Objective
Provide only the number of lines in the records below that include "ibid".

Items listed in a dataset
════════
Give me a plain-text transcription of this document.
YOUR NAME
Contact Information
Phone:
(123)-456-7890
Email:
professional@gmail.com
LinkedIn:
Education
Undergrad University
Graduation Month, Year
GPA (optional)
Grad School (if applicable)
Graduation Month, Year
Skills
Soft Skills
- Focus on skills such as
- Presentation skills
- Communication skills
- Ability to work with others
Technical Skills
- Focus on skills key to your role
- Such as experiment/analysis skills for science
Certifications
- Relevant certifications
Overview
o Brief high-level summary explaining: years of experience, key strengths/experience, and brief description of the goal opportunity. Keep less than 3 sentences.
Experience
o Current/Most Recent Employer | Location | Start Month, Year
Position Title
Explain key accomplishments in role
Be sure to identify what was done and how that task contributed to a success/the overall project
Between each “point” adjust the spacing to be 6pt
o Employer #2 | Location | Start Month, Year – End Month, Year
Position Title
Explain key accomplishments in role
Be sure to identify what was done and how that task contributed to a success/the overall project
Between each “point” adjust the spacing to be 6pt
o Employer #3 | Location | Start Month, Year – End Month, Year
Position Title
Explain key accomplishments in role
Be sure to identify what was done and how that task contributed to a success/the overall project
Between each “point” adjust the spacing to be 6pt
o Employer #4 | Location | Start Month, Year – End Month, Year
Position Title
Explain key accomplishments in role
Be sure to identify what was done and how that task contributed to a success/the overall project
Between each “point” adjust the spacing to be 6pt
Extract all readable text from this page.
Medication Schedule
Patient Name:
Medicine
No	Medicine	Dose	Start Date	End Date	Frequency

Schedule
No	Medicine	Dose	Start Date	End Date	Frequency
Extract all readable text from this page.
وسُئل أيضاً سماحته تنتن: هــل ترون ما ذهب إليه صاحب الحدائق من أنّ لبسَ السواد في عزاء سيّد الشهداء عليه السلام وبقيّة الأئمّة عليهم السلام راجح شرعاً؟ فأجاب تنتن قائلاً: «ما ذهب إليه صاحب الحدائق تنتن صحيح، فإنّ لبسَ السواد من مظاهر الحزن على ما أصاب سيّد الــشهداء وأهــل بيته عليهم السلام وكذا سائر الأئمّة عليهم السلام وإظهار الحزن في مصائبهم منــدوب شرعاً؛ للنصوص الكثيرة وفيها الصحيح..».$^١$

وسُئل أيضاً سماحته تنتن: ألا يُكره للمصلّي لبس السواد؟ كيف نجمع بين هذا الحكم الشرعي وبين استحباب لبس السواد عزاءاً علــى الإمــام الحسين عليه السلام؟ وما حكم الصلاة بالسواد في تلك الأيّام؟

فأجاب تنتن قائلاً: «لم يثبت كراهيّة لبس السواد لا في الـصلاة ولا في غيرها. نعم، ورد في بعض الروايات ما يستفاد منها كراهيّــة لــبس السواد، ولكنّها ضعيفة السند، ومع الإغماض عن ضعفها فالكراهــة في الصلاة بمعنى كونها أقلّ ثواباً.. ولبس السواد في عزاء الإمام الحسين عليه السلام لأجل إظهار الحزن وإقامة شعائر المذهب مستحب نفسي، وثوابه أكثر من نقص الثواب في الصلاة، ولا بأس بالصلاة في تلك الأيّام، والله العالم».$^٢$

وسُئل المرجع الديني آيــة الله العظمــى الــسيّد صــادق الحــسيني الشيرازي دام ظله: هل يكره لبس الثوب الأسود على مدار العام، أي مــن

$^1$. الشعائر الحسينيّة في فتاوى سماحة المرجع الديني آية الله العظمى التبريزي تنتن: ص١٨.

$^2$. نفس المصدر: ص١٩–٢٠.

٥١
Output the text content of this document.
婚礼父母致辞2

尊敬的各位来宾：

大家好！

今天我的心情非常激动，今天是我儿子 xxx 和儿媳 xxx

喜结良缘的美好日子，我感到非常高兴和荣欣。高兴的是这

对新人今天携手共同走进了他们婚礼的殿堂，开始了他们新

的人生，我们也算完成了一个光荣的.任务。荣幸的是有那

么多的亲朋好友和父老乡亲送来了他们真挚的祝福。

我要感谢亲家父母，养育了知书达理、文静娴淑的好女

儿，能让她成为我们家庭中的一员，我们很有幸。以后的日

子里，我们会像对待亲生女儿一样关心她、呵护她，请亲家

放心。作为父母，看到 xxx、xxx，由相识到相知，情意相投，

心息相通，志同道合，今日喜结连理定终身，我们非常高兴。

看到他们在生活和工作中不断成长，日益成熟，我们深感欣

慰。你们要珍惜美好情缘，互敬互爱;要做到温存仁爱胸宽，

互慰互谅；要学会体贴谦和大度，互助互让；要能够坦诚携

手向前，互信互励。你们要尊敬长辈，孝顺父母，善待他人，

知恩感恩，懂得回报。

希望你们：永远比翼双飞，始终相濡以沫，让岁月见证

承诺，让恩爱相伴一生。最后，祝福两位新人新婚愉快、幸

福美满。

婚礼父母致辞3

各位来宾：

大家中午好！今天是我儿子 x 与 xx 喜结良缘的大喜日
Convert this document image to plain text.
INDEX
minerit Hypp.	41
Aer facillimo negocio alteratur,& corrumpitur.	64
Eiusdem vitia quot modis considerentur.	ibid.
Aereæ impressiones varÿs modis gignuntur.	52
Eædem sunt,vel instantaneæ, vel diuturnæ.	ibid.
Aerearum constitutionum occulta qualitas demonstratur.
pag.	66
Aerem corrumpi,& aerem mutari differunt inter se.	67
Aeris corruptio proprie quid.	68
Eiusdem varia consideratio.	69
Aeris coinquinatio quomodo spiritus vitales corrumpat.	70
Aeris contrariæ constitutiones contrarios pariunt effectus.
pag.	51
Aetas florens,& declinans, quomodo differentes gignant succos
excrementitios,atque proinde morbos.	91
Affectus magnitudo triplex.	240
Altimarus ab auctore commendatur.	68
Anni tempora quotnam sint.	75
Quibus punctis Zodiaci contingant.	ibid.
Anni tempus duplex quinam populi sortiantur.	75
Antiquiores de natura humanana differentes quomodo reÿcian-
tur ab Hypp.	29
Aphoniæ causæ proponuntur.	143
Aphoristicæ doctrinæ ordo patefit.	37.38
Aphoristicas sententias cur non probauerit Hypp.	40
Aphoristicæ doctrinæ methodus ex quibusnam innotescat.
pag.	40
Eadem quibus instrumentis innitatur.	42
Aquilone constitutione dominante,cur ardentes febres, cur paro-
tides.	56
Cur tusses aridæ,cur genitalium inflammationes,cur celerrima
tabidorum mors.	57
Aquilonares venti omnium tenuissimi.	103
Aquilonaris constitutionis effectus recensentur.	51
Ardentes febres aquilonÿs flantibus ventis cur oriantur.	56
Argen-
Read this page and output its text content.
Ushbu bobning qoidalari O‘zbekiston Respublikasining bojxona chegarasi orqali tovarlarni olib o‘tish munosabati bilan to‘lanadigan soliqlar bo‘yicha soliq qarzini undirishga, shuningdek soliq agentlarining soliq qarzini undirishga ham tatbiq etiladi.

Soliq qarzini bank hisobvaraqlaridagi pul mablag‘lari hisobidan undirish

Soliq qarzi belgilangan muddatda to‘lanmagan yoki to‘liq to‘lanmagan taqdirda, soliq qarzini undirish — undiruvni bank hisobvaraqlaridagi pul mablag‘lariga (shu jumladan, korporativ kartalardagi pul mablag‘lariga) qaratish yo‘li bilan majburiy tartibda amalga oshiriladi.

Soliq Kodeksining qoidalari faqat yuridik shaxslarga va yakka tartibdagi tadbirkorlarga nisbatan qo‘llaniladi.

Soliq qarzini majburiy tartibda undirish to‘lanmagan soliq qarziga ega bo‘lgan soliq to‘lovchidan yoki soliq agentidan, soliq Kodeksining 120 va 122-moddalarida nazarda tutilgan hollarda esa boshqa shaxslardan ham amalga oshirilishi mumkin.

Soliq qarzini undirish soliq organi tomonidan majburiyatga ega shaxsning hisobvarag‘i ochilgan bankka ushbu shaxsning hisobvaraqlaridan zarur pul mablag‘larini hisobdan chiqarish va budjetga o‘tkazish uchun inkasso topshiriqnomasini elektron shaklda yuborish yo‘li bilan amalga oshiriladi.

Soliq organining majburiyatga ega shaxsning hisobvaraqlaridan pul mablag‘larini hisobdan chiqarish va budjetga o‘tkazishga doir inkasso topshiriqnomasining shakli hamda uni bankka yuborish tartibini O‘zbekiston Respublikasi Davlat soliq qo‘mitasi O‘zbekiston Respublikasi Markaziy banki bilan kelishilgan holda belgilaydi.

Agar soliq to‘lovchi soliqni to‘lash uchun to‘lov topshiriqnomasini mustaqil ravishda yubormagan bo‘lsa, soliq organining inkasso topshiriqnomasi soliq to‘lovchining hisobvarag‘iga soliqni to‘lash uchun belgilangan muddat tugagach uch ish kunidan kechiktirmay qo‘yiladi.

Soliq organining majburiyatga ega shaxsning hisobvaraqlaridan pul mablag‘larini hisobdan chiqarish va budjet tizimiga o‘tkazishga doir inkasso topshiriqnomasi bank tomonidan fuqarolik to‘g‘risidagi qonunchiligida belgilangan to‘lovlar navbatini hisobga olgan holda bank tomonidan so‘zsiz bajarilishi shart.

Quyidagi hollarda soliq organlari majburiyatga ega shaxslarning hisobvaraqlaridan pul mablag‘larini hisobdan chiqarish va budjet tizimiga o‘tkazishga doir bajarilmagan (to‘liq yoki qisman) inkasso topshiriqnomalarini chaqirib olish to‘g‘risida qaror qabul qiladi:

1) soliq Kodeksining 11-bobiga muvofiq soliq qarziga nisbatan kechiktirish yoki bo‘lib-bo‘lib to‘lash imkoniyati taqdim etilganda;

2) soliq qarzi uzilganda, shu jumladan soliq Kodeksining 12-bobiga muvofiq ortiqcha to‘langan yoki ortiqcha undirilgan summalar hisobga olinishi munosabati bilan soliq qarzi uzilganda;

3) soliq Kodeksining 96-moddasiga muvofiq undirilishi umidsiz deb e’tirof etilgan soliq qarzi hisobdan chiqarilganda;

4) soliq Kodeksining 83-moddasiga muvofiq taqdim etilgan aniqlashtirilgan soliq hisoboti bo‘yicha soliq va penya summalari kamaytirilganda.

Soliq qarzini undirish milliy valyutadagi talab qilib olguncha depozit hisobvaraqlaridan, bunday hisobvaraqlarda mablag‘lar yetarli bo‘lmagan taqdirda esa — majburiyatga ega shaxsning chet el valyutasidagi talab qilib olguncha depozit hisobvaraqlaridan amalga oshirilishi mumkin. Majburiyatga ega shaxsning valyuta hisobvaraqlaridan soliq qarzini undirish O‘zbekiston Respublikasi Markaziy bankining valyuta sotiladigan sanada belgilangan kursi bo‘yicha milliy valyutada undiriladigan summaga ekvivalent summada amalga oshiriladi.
════════
Exercise solution
3